• **Written instruction**
Omit the images, then output each of the records below exactly.

Dataset listings of figures
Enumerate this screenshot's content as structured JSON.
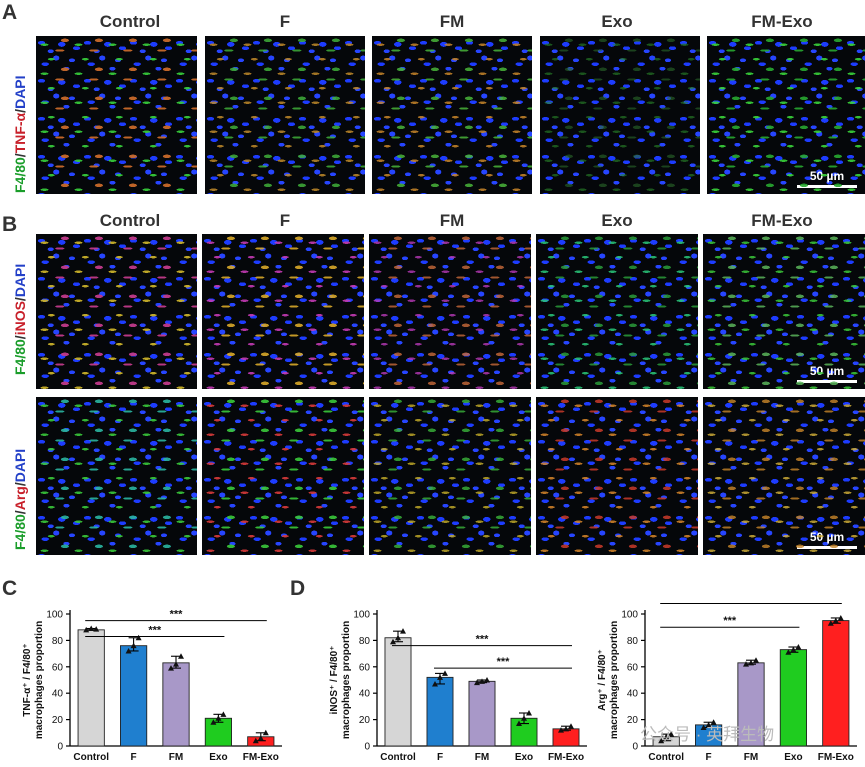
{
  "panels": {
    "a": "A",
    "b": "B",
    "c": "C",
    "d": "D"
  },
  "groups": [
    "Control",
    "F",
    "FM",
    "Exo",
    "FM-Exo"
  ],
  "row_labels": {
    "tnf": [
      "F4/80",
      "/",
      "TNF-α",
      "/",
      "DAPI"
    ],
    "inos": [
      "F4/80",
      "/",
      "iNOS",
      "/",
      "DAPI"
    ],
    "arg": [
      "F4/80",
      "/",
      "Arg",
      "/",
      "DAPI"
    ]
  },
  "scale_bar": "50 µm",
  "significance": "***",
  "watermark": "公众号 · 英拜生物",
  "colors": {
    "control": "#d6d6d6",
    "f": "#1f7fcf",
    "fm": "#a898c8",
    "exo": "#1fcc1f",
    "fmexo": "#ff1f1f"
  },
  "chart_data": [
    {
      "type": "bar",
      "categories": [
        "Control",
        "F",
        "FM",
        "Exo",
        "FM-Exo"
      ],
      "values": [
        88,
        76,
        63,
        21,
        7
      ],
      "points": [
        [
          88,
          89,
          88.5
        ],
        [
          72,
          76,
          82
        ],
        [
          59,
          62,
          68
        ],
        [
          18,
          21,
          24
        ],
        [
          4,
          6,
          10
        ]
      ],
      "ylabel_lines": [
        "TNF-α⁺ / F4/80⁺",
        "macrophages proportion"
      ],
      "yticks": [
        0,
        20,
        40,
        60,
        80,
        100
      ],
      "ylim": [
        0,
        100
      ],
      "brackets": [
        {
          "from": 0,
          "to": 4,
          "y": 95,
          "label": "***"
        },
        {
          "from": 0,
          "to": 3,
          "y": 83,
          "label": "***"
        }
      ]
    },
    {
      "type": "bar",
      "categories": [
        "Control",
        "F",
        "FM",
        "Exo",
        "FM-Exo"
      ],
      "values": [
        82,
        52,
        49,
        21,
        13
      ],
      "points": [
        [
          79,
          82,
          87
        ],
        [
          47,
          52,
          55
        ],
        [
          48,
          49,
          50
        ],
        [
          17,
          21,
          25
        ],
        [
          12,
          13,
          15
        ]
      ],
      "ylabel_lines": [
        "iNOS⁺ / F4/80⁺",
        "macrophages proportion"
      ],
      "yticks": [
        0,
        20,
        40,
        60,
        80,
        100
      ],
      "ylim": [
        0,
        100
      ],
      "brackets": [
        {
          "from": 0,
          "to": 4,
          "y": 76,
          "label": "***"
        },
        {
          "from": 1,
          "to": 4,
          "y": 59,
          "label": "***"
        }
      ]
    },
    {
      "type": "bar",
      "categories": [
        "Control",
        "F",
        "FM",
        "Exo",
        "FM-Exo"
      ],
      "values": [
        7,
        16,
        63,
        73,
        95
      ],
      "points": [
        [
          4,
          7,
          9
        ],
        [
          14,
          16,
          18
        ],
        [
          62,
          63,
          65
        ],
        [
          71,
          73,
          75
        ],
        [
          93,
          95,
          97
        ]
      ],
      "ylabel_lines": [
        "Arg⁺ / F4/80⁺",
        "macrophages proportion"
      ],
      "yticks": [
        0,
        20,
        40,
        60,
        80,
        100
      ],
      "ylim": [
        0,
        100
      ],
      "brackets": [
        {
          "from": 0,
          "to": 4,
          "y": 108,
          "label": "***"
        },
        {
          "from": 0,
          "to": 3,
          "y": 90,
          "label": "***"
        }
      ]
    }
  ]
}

• **Solution to this task**
Enumerate this screenshot's content as structured JSON.
{
  "panels": {
    "a": "A",
    "b": "B",
    "c": "C",
    "d": "D"
  },
  "groups": [
    "Control",
    "F",
    "FM",
    "Exo",
    "FM-Exo"
  ],
  "row_labels": {
    "tnf": [
      "F4/80",
      "/",
      "TNF-α",
      "/",
      "DAPI"
    ],
    "inos": [
      "F4/80",
      "/",
      "iNOS",
      "/",
      "DAPI"
    ],
    "arg": [
      "F4/80",
      "/",
      "Arg",
      "/",
      "DAPI"
    ]
  },
  "scale_bar": "50 µm",
  "significance": "***",
  "watermark": "公众号 · 英拜生物",
  "colors": {
    "control": "#d6d6d6",
    "f": "#1f7fcf",
    "fm": "#a898c8",
    "exo": "#1fcc1f",
    "fmexo": "#ff1f1f"
  },
  "chart_data": [
    {
      "type": "bar",
      "categories": [
        "Control",
        "F",
        "FM",
        "Exo",
        "FM-Exo"
      ],
      "values": [
        88,
        76,
        63,
        21,
        7
      ],
      "points": [
        [
          88,
          89,
          88.5
        ],
        [
          72,
          76,
          82
        ],
        [
          59,
          62,
          68
        ],
        [
          18,
          21,
          24
        ],
        [
          4,
          6,
          10
        ]
      ],
      "ylabel_lines": [
        "TNF-α⁺ / F4/80⁺",
        "macrophages proportion"
      ],
      "yticks": [
        0,
        20,
        40,
        60,
        80,
        100
      ],
      "ylim": [
        0,
        100
      ],
      "brackets": [
        {
          "from": 0,
          "to": 4,
          "y": 95,
          "label": "***"
        },
        {
          "from": 0,
          "to": 3,
          "y": 83,
          "label": "***"
        }
      ]
    },
    {
      "type": "bar",
      "categories": [
        "Control",
        "F",
        "FM",
        "Exo",
        "FM-Exo"
      ],
      "values": [
        82,
        52,
        49,
        21,
        13
      ],
      "points": [
        [
          79,
          82,
          87
        ],
        [
          47,
          52,
          55
        ],
        [
          48,
          49,
          50
        ],
        [
          17,
          21,
          25
        ],
        [
          12,
          13,
          15
        ]
      ],
      "ylabel_lines": [
        "iNOS⁺ / F4/80⁺",
        "macrophages proportion"
      ],
      "yticks": [
        0,
        20,
        40,
        60,
        80,
        100
      ],
      "ylim": [
        0,
        100
      ],
      "brackets": [
        {
          "from": 0,
          "to": 4,
          "y": 76,
          "label": "***"
        },
        {
          "from": 1,
          "to": 4,
          "y": 59,
          "label": "***"
        }
      ]
    },
    {
      "type": "bar",
      "categories": [
        "Control",
        "F",
        "FM",
        "Exo",
        "FM-Exo"
      ],
      "values": [
        7,
        16,
        63,
        73,
        95
      ],
      "points": [
        [
          4,
          7,
          9
        ],
        [
          14,
          16,
          18
        ],
        [
          62,
          63,
          65
        ],
        [
          71,
          73,
          75
        ],
        [
          93,
          95,
          97
        ]
      ],
      "ylabel_lines": [
        "Arg⁺ / F4/80⁺",
        "macrophages proportion"
      ],
      "yticks": [
        0,
        20,
        40,
        60,
        80,
        100
      ],
      "ylim": [
        0,
        100
      ],
      "brackets": [
        {
          "from": 0,
          "to": 4,
          "y": 108,
          "label": "***"
        },
        {
          "from": 0,
          "to": 3,
          "y": 90,
          "label": "***"
        }
      ]
    }
  ]
}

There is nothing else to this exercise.